Images are not part of the copy; write out the rest of the data exactly as given.

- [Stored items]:
++++++++
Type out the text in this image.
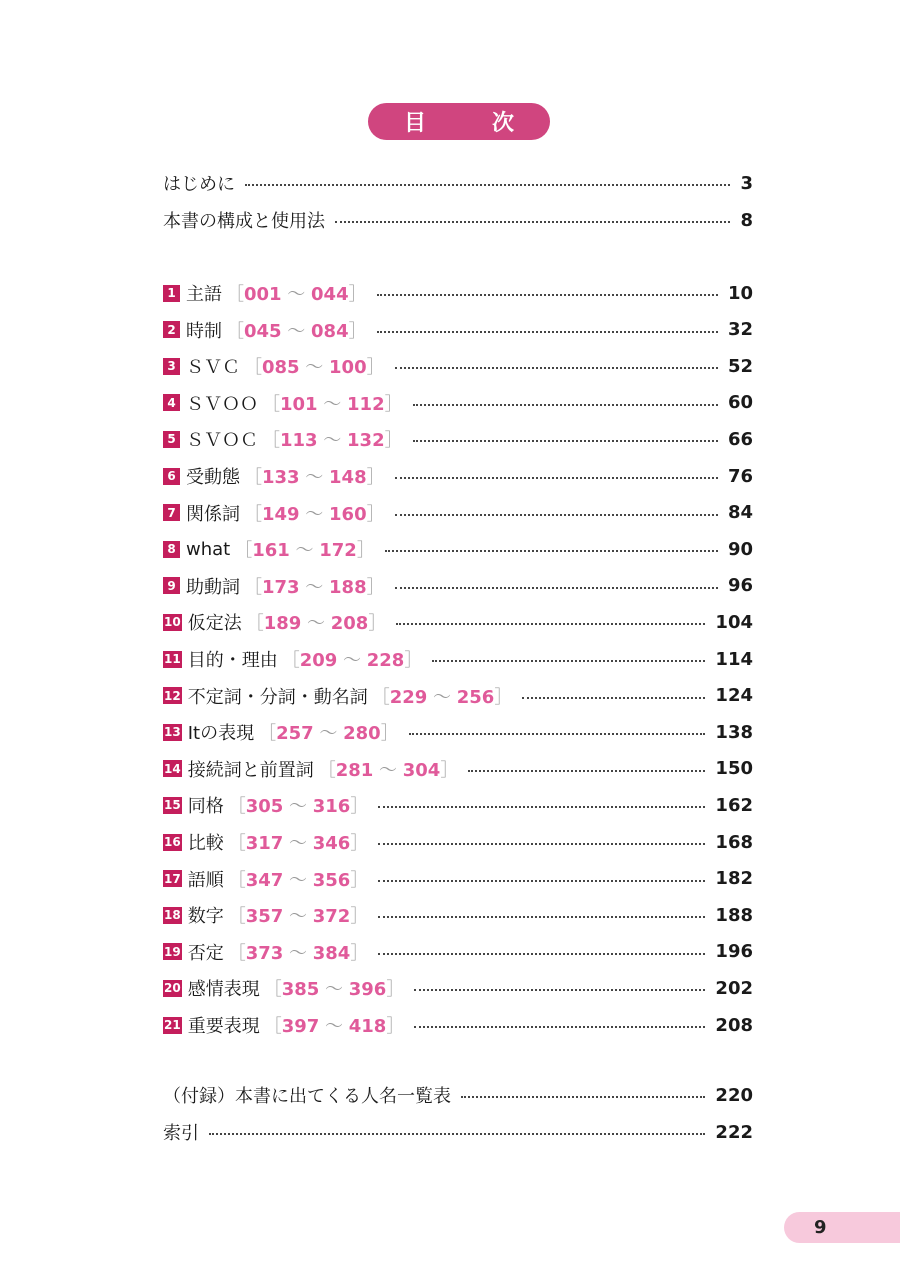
目　次
はじめに	3
本書の構成と使用法	8
1 主語 ［001 ～ 044］	10
2 時制 ［045 ～ 084］	32
3 ＳＶＣ ［085 ～ 100］	52
4 ＳＶＯＯ ［101 ～ 112］	60
5 ＳＶＯＣ ［113 ～ 132］	66
6 受動態 ［133 ～ 148］	76
7 関係詞 ［149 ～ 160］	84
8 what ［161 ～ 172］	90
9 助動詞 ［173 ～ 188］	96
10 仮定法 ［189 ～ 208］	104
11 目的・理由 ［209 ～ 228］	114
12 不定詞・分詞・動名詞 ［229 ～ 256］	124
13 Itの表現 ［257 ～ 280］	138
14 接続詞と前置詞 ［281 ～ 304］	150
15 同格 ［305 ～ 316］	162
16 比較 ［317 ～ 346］	168
17 語順 ［347 ～ 356］	182
18 数字 ［357 ～ 372］	188
19 否定 ［373 ～ 384］	196
20 感情表現 ［385 ～ 396］	202
21 重要表現 ［397 ～ 418］	208
（付録）本書に出てくる人名一覧表	220
索引	222
9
++++++++
- [Answer for this exercise]:
Type out the text in this image.
目　次
はじめに	3
本書の構成と使用法	8
1 主語 ［001 ～ 044］	10
2 時制 ［045 ～ 084］	32
3 ＳＶＣ ［085 ～ 100］	52
4 ＳＶＯＯ ［101 ～ 112］	60
5 ＳＶＯＣ ［113 ～ 132］	66
6 受動態 ［133 ～ 148］	76
7 関係詞 ［149 ～ 160］	84
8 what ［161 ～ 172］	90
9 助動詞 ［173 ～ 188］	96
10 仮定法 ［189 ～ 208］	104
11 目的・理由 ［209 ～ 228］	114
12 不定詞・分詞・動名詞 ［229 ～ 256］	124
13 Itの表現 ［257 ～ 280］	138
14 接続詞と前置詞 ［281 ～ 304］	150
15 同格 ［305 ～ 316］	162
16 比較 ［317 ～ 346］	168
17 語順 ［347 ～ 356］	182
18 数字 ［357 ～ 372］	188
19 否定 ［373 ～ 384］	196
20 感情表現 ［385 ～ 396］	202
21 重要表現 ［397 ～ 418］	208
（付録）本書に出てくる人名一覧表	220
索引	222
9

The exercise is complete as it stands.